---------- Input rows
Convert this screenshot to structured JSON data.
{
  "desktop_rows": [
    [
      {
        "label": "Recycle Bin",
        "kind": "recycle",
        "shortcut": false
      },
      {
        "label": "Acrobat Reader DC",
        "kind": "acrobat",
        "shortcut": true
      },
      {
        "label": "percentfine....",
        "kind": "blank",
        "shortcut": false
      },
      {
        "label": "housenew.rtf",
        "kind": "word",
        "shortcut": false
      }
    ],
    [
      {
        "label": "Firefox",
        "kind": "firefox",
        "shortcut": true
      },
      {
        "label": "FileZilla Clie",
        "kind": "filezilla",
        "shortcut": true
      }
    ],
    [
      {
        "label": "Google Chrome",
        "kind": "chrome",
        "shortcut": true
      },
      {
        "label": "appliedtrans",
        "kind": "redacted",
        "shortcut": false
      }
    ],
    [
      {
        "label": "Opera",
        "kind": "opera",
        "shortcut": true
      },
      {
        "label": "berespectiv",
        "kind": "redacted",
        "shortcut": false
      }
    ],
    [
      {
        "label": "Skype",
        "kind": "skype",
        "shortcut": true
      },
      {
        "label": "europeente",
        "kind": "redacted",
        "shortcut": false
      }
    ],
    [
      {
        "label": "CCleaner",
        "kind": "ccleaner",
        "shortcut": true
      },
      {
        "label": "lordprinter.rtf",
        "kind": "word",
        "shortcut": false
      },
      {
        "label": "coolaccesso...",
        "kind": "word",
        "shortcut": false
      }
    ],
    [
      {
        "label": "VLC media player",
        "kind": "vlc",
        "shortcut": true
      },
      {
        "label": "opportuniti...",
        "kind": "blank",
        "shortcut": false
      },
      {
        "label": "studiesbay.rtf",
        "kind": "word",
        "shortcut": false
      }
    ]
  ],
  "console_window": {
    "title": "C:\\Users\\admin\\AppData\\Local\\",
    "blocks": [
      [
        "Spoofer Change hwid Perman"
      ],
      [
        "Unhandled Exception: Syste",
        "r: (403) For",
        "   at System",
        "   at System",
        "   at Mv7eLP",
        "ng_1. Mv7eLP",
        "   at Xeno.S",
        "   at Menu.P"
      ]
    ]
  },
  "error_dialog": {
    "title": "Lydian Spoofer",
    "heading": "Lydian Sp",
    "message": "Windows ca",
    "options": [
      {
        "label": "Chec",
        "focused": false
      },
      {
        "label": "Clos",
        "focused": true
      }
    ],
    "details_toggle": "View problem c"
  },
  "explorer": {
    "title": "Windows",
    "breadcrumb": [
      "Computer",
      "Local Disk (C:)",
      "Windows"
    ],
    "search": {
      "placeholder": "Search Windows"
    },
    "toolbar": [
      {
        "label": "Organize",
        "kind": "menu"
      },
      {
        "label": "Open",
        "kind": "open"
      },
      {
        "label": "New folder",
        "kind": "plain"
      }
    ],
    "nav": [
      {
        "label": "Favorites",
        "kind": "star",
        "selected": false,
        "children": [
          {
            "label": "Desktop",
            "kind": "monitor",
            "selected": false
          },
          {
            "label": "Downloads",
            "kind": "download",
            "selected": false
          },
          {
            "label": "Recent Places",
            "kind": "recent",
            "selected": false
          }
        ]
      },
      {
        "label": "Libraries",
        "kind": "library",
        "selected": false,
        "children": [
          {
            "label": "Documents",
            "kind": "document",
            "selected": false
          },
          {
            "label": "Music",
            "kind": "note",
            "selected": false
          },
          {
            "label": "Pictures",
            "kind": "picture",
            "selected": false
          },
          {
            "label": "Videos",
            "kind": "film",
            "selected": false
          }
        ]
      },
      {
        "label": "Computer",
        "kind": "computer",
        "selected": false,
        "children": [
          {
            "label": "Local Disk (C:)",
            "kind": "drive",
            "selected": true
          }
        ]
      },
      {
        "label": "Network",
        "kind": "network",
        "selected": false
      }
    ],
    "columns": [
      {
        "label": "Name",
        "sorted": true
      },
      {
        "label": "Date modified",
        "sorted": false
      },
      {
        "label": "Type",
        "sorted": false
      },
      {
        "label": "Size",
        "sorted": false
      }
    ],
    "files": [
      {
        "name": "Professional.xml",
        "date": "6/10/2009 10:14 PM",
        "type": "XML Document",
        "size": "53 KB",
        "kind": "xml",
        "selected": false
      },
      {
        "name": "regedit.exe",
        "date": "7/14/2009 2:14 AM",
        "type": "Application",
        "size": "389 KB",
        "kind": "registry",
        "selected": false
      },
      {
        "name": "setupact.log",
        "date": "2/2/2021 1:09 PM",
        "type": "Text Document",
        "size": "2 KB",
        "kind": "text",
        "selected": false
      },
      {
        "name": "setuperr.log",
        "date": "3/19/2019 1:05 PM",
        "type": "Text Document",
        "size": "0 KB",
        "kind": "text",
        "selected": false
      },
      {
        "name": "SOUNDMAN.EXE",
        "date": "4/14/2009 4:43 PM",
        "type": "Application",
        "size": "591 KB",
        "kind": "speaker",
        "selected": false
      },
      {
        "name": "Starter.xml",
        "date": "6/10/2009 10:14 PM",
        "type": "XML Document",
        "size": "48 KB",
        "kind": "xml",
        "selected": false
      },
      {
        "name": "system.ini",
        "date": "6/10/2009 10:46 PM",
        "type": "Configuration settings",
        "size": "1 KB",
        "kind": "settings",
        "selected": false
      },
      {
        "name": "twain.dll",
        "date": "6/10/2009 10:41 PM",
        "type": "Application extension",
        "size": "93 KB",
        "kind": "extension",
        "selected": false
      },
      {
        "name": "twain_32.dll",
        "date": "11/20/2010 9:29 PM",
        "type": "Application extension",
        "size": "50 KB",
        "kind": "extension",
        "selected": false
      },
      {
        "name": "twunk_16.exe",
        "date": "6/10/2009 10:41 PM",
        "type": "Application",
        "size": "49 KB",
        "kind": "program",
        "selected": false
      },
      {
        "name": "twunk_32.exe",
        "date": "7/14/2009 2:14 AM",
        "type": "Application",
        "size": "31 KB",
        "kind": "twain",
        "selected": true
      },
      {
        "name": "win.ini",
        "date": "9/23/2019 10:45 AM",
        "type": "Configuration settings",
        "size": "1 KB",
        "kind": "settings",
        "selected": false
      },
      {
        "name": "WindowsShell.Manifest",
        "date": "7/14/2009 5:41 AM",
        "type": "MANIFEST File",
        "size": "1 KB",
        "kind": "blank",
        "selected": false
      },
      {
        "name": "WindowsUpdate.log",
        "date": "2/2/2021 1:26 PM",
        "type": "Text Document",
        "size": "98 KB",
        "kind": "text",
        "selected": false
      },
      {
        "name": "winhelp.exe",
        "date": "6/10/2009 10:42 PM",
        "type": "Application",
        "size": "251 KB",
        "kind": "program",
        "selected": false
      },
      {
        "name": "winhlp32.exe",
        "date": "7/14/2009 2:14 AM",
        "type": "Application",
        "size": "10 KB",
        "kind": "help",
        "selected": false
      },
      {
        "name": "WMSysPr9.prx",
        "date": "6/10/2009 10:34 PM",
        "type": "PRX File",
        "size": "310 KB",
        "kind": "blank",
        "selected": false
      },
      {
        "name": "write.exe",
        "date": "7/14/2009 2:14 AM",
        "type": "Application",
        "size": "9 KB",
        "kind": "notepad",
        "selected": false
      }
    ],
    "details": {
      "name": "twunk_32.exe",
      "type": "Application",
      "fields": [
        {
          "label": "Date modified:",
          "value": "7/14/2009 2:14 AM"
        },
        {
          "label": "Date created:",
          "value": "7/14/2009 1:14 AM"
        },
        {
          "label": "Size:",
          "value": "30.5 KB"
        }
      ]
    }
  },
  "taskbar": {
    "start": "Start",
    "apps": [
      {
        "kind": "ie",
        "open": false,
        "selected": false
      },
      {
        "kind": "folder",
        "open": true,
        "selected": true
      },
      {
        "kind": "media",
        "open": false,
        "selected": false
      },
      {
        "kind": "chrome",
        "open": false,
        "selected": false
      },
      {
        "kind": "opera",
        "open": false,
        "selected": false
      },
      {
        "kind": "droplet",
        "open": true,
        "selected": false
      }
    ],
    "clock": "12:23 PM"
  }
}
--------------------
Directions – Wherever the word "title" occurs in a line of the listing, copy that line.

Reply to the exercise –
    "title": "C:\\Users\\admin\\AppData\\Local\\",
    "title": "Lydian Spoofer",
    "title": "Windows",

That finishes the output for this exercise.